- [Information provided]
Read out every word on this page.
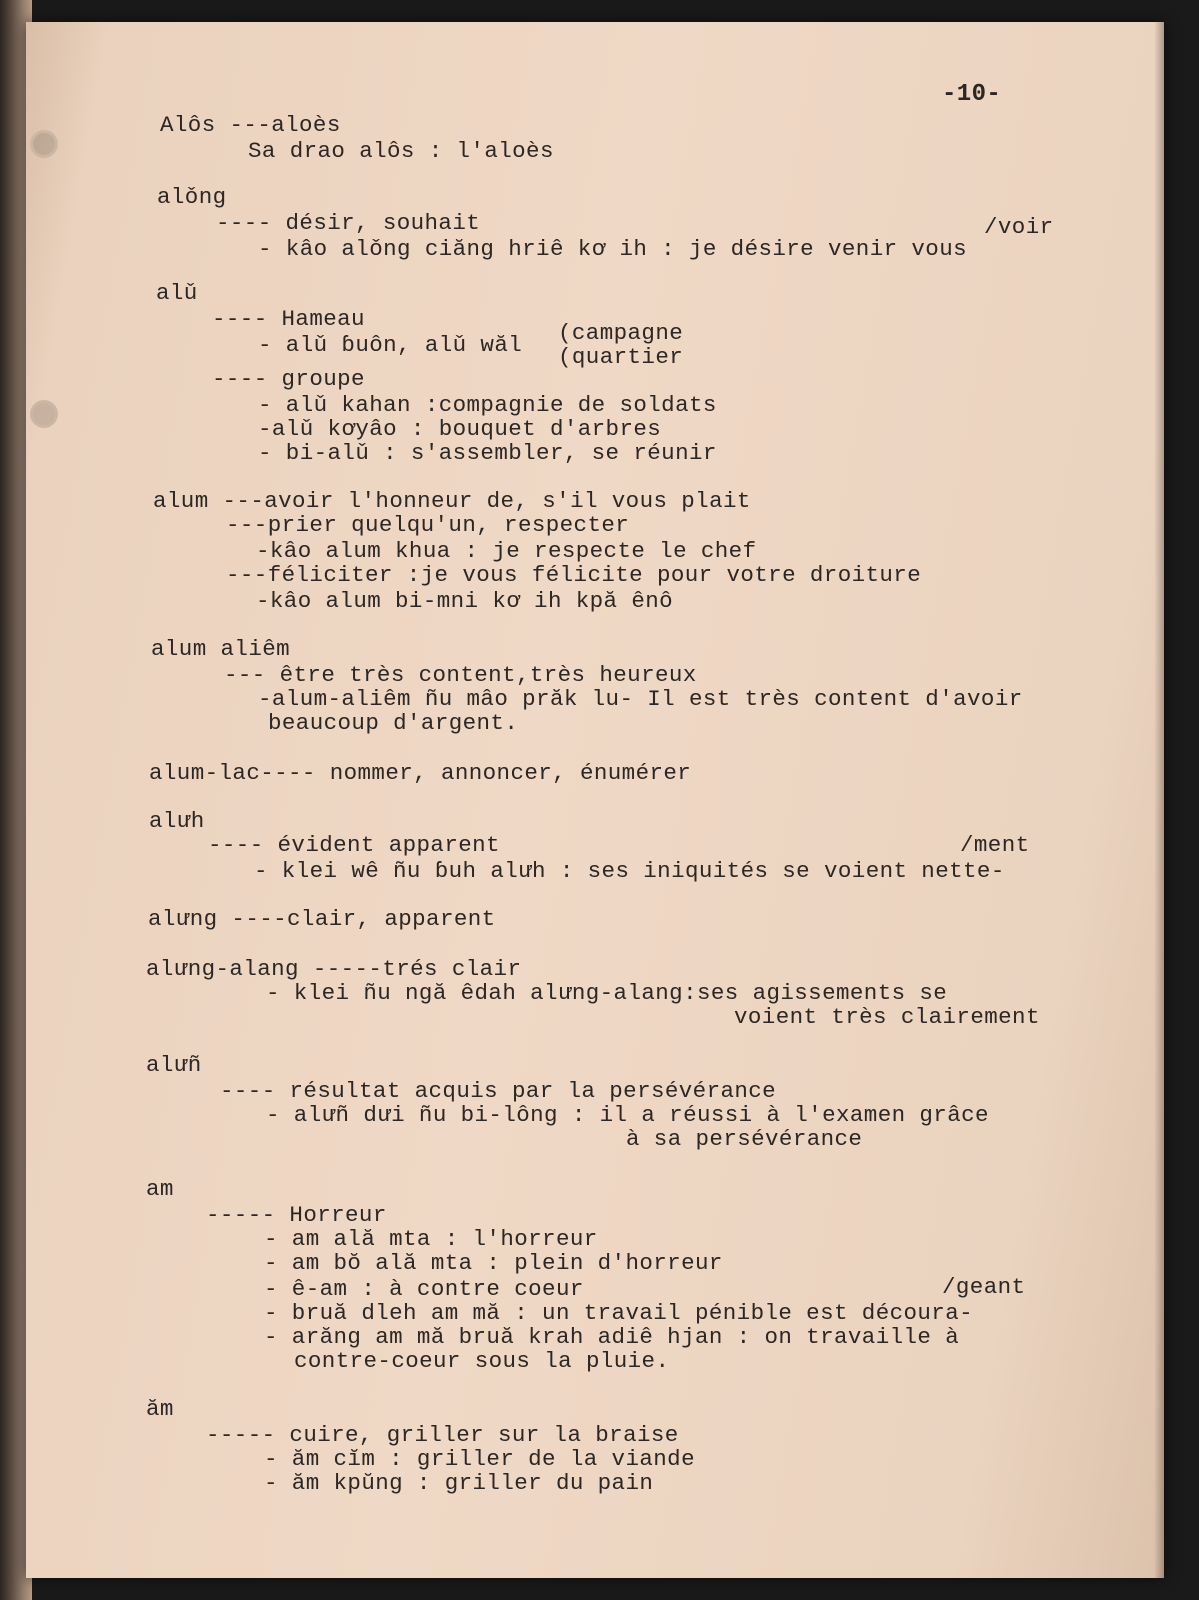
-10-
Alôs ---aloès
Sa drao alôs : l'aloès
alǒng
---- désir, souhait	/voir
- kâo alǒng ciăng hriê kơ ih : je désire venir vous
alǔ
---- Hameau
- alǔ ɓuôn, alǔ wăl (campagne
(quartier
---- groupe
- alǔ kahan :compagnie de soldats
-alǔ kơyâo : bouquet d'arbres
- bi-alǔ : s'assembler, se réunir
alum ---avoir l'honneur de, s'il vous plait
---prier quelqu'un, respecter
-kâo alum khua : je respecte le chef
---féliciter :je vous félicite pour votre droiture
-kâo alum bi-mni kơ ih kpă ênô
alum aliêm
--- être très content,très heureux
-alum-aliêm ñu mâo prăk lu- Il est très content d'avoir
beaucoup d'argent.
alum-lac---- nommer, annoncer, énumérer
alưh
---- évident apparent	/ment
- klei wê ñu ɓuh alưh : ses iniquités se voient nette-
alưng ----clair, apparent
alưng-alang -----trés clair
- klei ñu ngă êdah alưng-alang:ses agissements se
voient très clairement
alưñ
---- résultat acquis par la persévérance
- alưñ dưi ñu bi-lông : il a réussi à l'examen grâce
à sa persévérance
am
----- Horreur
- am ală mta : l'horreur
- am bŏ ală mta : plein d'horreur
- ê-am : à contre coeur	/geant
- bruă dleh am mă : un travail pénible est découra-
- arăng am mă bruă krah adiê hjan : on travaille à
contre-coeur sous la pluie.
ăm
----- cuire, griller sur la braise
- ăm cĭm : griller de la viande
- ăm kpŭng : griller du pain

- [Exercise brief] Which lines contain "apparent"? Copy each of them.

- [The completed task]
---- évident apparent	/ment
alưng ----clair, apparent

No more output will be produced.